→ **TRECHO DO TEXTO**

Assim, ao longo da história constitucional brasileira, a soberania esteve sempre presente, ora como instrumento de dominação estatal, ora como fundamento da cidadania. 

A soberania brasileira já foi ameaçada?

As ameaças à soberania brasileira não são inéditas, nem restritas a uma única dimensão do poder estatal.

A depender do ponto de vista adotado, jurídico, territorial, econômico ou institucional, é possível identificar diferentes momentos históricos em que a soberania nacional foi posta à prova.

No plano territorial e de pressões ao Legislativo, o século XIX testemunhou episódios marcantes, como a edição da Lei Bill Aberdeen (1845), pela qual o Parlamento britânico autorizou sua marinha a apreender embarcações brasileiras suspeitas de tráfico de escravizados, mesmo fora das águas britânicas.

Embora a medida tenha contribuído para o fim do tráfico atlântico, foi amplamente percebida como violação da soberania legislativa e marítima do Império, gerando reações nacionalistas e tensões diplomáticas com o Reino Unido.

Na República Velha, a soberania econômica foi fortemente comprometida por concessões feitas a empresas estrangeiras em setores estratégicos.

Companhias como a São Paulo Railway (ferrovias), a Light & Power (energia e transporte urbano) e a Brazil Railway Company (portos) passaram a controlar parte relevante da infraestrutura nacional. O modelo de desenvolvimento baseado em enclaves estrangeiros gerou dependência externa e críticas à entrega de ativos nacionais a capitais internacionais, marcando uma soberania econômica fragilizada e submetida aos interesses de potências industriais.

 (Imagem: O Estado de S. Paulo)

→ **TAREFAS PROPOSTAS**
[1] Segundo o texto sobre a soberania brasileira, em que ano foi editada a Lei Bill Aberdeen?
[2] Atualize o trecho do texto sobre a soberania brasileira entre "As ameaças à" e "posta à prova.", inclusive, trocando "posta à prova" por "colocada em xeque".
[3] Prossiga com o texto sobre a soberania brasileira a partir do ponto em que ele termina.

→ **ENTRADAS FORNECIDAS**
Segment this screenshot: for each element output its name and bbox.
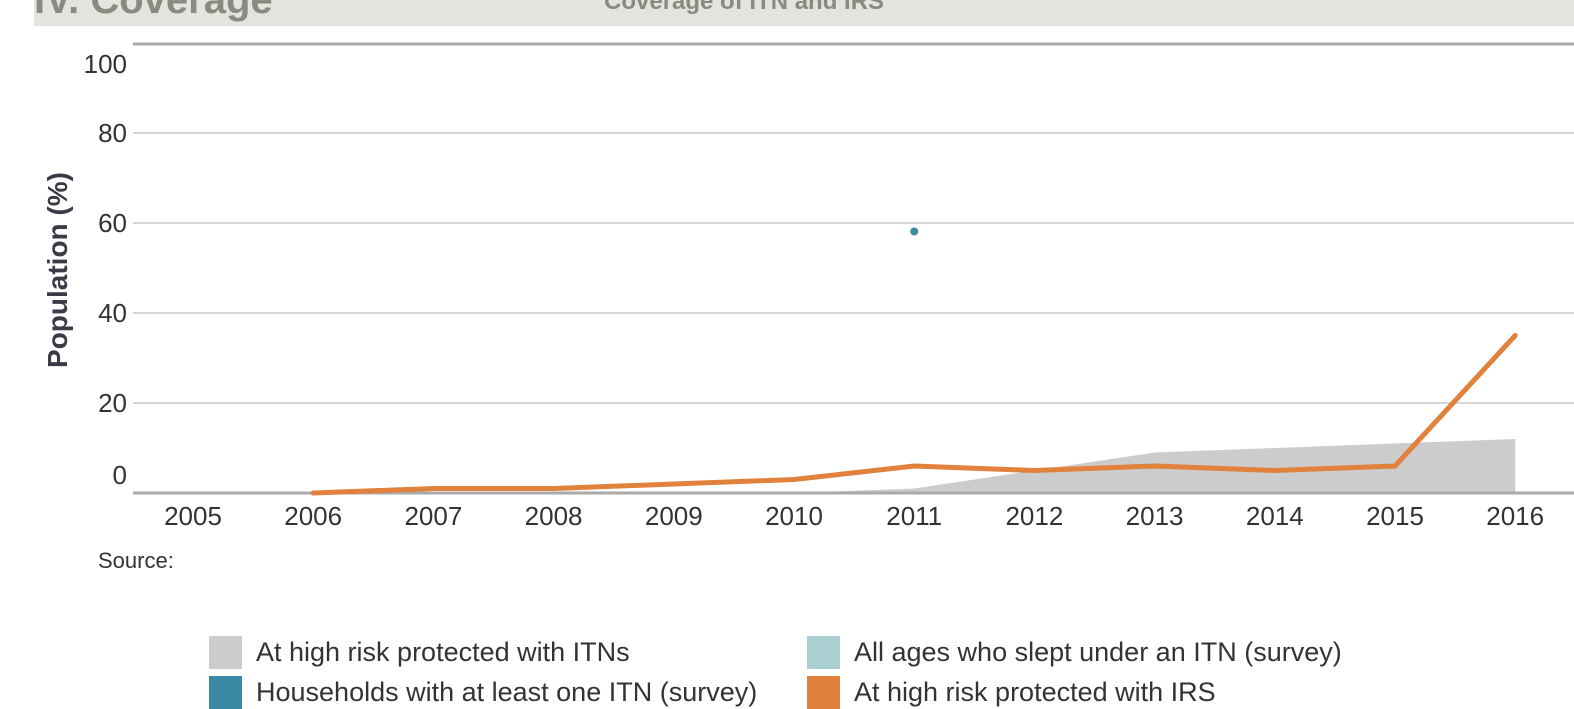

--

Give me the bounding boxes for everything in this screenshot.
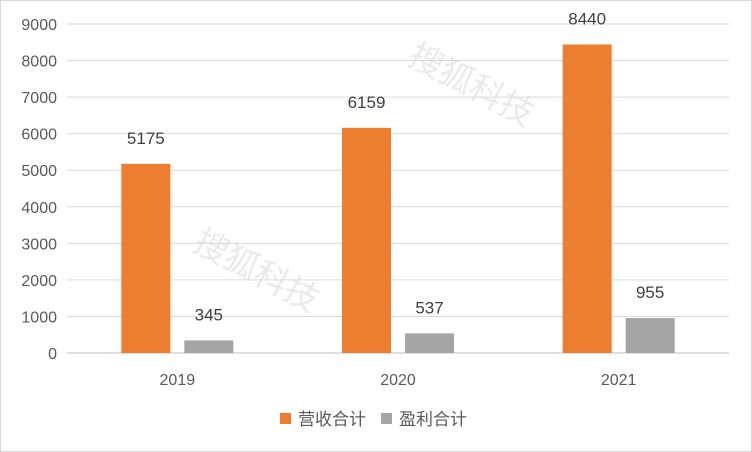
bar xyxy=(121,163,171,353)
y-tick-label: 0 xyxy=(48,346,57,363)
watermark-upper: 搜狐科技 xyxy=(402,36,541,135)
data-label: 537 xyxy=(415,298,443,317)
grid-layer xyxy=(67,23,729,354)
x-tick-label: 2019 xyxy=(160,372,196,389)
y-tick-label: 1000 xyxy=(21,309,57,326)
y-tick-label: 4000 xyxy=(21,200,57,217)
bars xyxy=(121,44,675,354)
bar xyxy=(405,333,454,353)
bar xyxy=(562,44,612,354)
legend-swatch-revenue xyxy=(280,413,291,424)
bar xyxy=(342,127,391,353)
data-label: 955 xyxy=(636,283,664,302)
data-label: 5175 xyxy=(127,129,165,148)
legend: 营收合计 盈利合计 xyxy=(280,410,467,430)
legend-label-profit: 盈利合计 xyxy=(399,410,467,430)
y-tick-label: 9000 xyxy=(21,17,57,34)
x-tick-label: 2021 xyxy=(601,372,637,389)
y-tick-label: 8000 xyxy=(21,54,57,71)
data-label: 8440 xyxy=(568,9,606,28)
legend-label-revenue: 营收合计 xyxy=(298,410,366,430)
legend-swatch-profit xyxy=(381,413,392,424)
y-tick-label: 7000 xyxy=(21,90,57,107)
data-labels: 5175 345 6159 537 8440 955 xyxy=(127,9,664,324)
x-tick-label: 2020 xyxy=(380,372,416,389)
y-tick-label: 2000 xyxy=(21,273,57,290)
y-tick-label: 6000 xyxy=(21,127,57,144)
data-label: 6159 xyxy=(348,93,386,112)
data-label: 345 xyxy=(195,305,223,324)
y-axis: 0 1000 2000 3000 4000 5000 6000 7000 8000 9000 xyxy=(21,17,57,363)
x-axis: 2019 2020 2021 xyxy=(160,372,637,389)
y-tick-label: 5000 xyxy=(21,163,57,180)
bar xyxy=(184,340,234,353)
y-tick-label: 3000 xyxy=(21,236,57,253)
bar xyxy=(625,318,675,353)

→ **RESPOSTAS**
[1] Em 1845.

[2]
As ameaças à soberania brasileira não são inéditas, nem restritas a uma única dimensão do poder estatal.

A depender do ponto de vista adotado, jurídico, territorial, econômico ou institucional, é possível identificar diferentes momentos históricos em que a soberania nacional foi colocada em xeque.

[3]
Durante a Segunda Guerra Mundial, a soberania territorial voltou ao centro do debate com a instalação de bases militares dos Estados Unidos no Brasil, como a de Natal (RN), ponto estratégico no Atlântico Sul. Embora justificadas pelo esforço bélico contra o nazifascismo, essas bases geraram preocupação quanto à autonomia do Estado brasileiro, por envolverem presença militar estrangeira permanente em solo nacional.

 (Imagem: O Globo)

Pressões recentes

Em tempos recentes, dois episódios se destacam como expressivas ameaças à soberania brasileira, sobretudo no que se refere ao funcionamento independente das instituições e à autonomia decisória do Estado: a Operação Lava Jato e as pressões internacionais em matéria ambiental.

Lava Jato

Desde os primeiros anos da Operação Lava Jato, o MPF estabeleceu canais diretos com o DoJ - Departamento de Justiça dos EUA, o FBI, a SEC (comissão de valores mobiliários norte-americana) e autoridades suíças, com o objetivo de compartilhar informações bancárias e construir casos contra empresas e dirigentes brasileiros.

Embora a cooperação internacional seja prevista em tratados formais, como a Convenção da OCDE e o Estatuto de Cooperação Penal, muitos dos contatos ocorreram à margem do Itamaraty, sem tramitação oficial pela Autoridade Central brasileira (o DRCI - Departamento de Recuperação de Ativos e Cooperação Jurídica Internacional).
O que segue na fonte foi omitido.